Copy out all the entries word for word.

[begin Dataset records]

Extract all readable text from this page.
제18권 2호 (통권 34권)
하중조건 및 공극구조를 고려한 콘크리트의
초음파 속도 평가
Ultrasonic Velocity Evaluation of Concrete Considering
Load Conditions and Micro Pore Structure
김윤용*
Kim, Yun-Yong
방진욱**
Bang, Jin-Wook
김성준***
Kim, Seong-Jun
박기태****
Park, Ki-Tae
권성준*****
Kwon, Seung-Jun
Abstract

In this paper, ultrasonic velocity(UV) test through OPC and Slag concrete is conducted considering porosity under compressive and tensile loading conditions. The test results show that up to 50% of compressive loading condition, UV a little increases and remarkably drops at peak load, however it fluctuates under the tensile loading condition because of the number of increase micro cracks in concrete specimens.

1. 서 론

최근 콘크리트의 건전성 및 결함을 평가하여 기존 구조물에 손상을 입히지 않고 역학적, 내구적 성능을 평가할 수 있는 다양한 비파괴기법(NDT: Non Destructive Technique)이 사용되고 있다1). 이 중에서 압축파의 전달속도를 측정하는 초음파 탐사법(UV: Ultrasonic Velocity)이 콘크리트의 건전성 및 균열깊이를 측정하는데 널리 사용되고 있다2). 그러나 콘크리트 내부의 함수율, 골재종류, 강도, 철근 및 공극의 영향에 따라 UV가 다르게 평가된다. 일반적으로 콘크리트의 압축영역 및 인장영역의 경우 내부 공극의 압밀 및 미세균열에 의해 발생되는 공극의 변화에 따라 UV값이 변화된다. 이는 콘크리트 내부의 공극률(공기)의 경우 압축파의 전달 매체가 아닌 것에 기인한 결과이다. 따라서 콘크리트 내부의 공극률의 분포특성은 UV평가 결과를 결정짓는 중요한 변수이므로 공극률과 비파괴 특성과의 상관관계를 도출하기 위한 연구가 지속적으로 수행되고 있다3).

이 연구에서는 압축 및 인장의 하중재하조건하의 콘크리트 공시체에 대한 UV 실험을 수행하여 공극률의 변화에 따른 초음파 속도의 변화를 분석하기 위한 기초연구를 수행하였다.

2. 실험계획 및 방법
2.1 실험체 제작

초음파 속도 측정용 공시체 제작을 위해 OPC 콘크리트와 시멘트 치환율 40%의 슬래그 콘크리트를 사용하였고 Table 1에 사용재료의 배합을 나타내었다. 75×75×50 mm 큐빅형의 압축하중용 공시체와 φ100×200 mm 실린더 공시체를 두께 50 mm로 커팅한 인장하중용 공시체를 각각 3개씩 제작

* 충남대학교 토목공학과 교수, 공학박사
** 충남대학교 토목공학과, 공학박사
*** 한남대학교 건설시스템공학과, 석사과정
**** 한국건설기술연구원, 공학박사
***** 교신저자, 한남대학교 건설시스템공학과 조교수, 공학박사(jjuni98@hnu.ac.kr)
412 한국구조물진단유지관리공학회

[end Dataset records]

The reply:
Extract all readable text from this page.
제18권 2호 (통권 34권)
하중조건 및 공극구조를 고려한 콘크리트의
초음파 속도 평가
Ultrasonic Velocity Evaluation of Concrete Considering
Load Conditions and Micro Pore Structure
김윤용*
Kim, Yun-Yong
방진욱**
Bang, Jin-Wook
김성준***
Kim, Seong-Jun
박기태****
Park, Ki-Tae
권성준*****
Kwon, Seung-Jun
Abstract

In this paper, ultrasonic velocity(UV) test through OPC and Slag concrete is conducted considering porosity under compressive and tensile loading conditions. The test results show that up to 50% of compressive loading condition, UV a little increases and remarkably drops at peak load, however it fluctuates under the tensile loading condition because of the number of increase micro cracks in concrete specimens.

1. 서 론

최근 콘크리트의 건전성 및 결함을 평가하여 기존 구조물에 손상을 입히지 않고 역학적, 내구적 성능을 평가할 수 있는 다양한 비파괴기법(NDT: Non Destructive Technique)이 사용되고 있다1). 이 중에서 압축파의 전달속도를 측정하는 초음파 탐사법(UV: Ultrasonic Velocity)이 콘크리트의 건전성 및 균열깊이를 측정하는데 널리 사용되고 있다2). 그러나 콘크리트 내부의 함수율, 골재종류, 강도, 철근 및 공극의 영향에 따라 UV가 다르게 평가된다. 일반적으로 콘크리트의 압축영역 및 인장영역의 경우 내부 공극의 압밀 및 미세균열에 의해 발생되는 공극의 변화에 따라 UV값이 변화된다. 이는 콘크리트 내부의 공극률(공기)의 경우 압축파의 전달 매체가 아닌 것에 기인한 결과이다. 따라서 콘크리트 내부의 공극률의 분포특성은 UV평가 결과를 결정짓는 중요한 변수이므로 공극률과 비파괴 특성과의 상관관계를 도출하기 위한 연구가 지속적으로 수행되고 있다3).

이 연구에서는 압축 및 인장의 하중재하조건하의 콘크리트 공시체에 대한 UV 실험을 수행하여 공극률의 변화에 따른 초음파 속도의 변화를 분석하기 위한 기초연구를 수행하였다.

2. 실험계획 및 방법
2.1 실험체 제작

초음파 속도 측정용 공시체 제작을 위해 OPC 콘크리트와 시멘트 치환율 40%의 슬래그 콘크리트를 사용하였고 Table 1에 사용재료의 배합을 나타내었다. 75×75×50 mm 큐빅형의 압축하중용 공시체와 φ100×200 mm 실린더 공시체를 두께 50 mm로 커팅한 인장하중용 공시체를 각각 3개씩 제작

* 충남대학교 토목공학과 교수, 공학박사
** 충남대학교 토목공학과, 공학박사
*** 한남대학교 건설시스템공학과, 석사과정
**** 한국건설기술연구원, 공학박사
***** 교신저자, 한남대학교 건설시스템공학과 조교수, 공학박사(jjuni98@hnu.ac.kr)
412 한국구조물진단유지관리공학회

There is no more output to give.